「ただいま」といえる場所、すなわち「ホーム」

セカンドの職場のクリニックに顔を出した。

ドクターはなんともない顔をして「おかえり」といってくれた。

ボクもなんともない普段の調子で「おかえりじゃないっすよ。これから行くことになるんですよ」と答えた。

ソーシャルワーカーが「そういう面白いやりとりいらないから」とたしなめた。

 

再会にみなが思い思いを吐き出す。多分ボクのいないところでボクの話はしなかったんだろう。

「だいたい任意捜査の域をを超えている。違法捜査で入手した証拠を証拠にした裁判なんておかしい」

「刑務所入れて作業させても何の意味もないだろう」

「収監こそが一番のハーム(害)ってことがなんでわかんないのか」

「ちょっともう!どうにかなんないの?」

課題一覧 —
a) 上記のページから、「セカンドの職場のクリニックに顔を出した。」を含む箇所を起点に、「クの話はしなかったんだろう。」で終わるまでの部分を一字一句変えずに書き写してください。
b) 上記のページにおいて、筆者がクリニックに顔を出した際、ドクターはどのような言葉をかけましたか。

提供資料 —

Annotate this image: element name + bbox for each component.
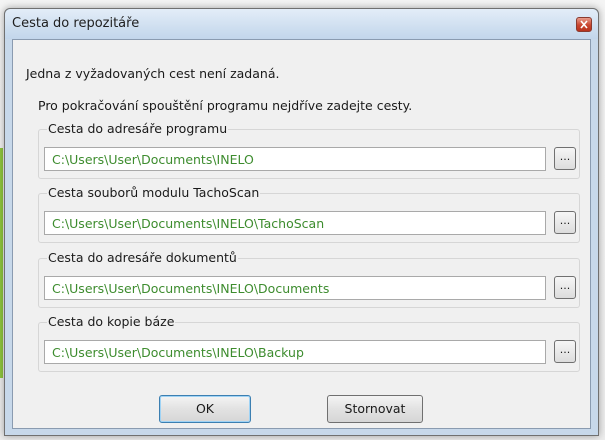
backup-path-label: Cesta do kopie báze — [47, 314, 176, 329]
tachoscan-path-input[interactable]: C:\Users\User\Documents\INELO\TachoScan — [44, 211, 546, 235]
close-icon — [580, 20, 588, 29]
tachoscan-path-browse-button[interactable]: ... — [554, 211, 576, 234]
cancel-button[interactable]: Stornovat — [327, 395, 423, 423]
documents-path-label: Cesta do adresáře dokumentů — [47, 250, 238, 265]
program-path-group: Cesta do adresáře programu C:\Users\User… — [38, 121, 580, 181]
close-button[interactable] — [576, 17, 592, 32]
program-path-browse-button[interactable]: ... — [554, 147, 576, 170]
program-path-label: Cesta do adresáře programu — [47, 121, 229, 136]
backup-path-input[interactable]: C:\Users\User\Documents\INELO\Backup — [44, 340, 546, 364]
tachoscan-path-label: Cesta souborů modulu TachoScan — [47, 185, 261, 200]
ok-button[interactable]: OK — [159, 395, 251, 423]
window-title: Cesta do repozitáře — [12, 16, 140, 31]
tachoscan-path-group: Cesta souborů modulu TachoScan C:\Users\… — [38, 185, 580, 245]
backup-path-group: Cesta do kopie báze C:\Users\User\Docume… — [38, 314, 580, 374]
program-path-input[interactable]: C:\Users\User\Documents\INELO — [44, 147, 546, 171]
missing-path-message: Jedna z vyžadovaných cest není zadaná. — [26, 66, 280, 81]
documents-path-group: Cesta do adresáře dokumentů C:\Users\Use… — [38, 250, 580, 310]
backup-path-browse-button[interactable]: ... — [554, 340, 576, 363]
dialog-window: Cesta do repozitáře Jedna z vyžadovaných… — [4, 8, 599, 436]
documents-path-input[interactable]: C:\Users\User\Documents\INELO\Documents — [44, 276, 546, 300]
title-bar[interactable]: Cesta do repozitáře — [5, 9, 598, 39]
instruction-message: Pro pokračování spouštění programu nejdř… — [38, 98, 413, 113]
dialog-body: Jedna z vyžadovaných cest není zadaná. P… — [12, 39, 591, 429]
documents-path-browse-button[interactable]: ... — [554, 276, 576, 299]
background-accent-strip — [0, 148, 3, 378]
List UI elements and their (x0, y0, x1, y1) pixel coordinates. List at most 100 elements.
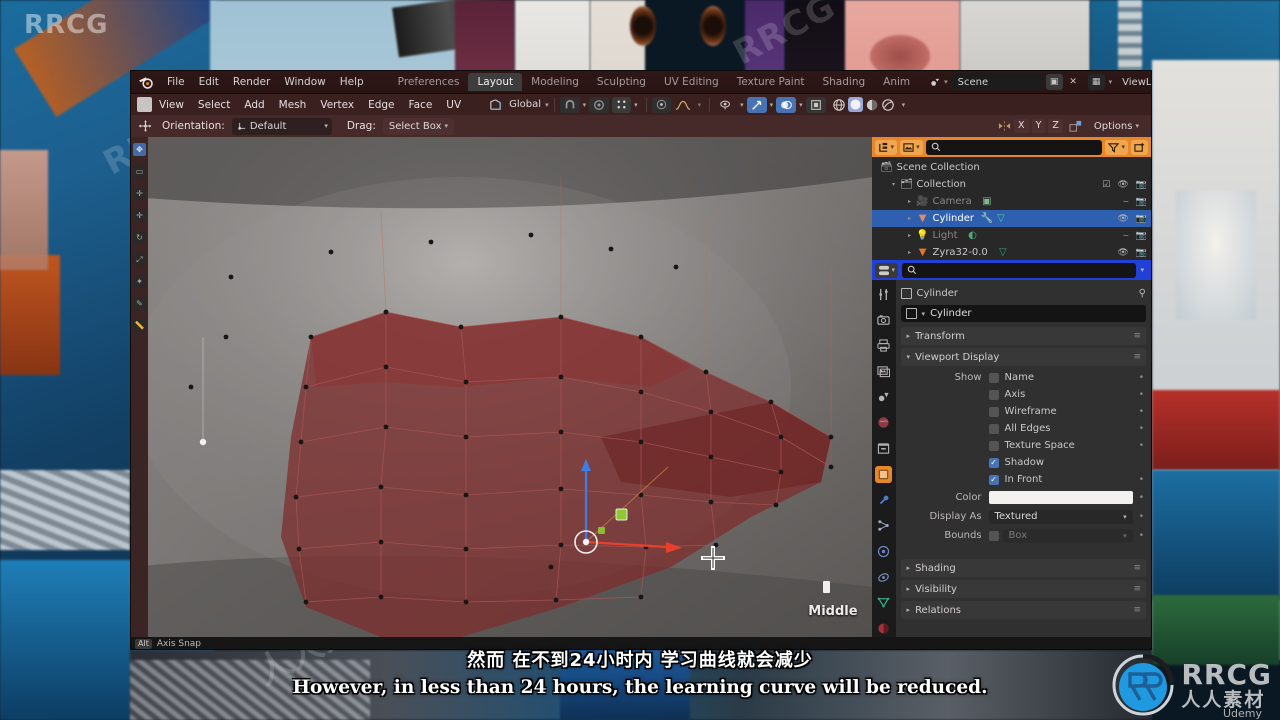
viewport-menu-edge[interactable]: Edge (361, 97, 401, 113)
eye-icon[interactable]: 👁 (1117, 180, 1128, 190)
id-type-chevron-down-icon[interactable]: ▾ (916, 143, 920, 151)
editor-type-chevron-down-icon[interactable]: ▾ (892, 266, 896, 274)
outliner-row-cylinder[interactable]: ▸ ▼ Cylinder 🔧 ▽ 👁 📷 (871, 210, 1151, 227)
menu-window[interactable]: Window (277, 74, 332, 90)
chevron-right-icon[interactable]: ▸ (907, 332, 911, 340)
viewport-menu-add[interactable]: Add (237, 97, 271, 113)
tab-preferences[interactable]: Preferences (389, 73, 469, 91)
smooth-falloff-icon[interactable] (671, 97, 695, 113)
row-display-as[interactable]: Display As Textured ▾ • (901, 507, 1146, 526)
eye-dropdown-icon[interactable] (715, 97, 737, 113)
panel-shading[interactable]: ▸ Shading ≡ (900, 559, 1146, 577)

各課題の解答 —
a)
セカンドの職場のクリニックに顔を出した。

ドクターはなんともない顔をして「おかえり」といってくれた。

ボクもなんともない普段の調子で「おかえりじゃないっすよ。これから行くことになるんですよ」と答えた。

ソーシャルワーカーが「そういう面白いやりとりいらないから」とたしなめた。

 

再会にみなが思い思いを吐き出す。多分ボクのいないところでボクの話はしなかったんだろう。

b) 「おかえり」と言いました。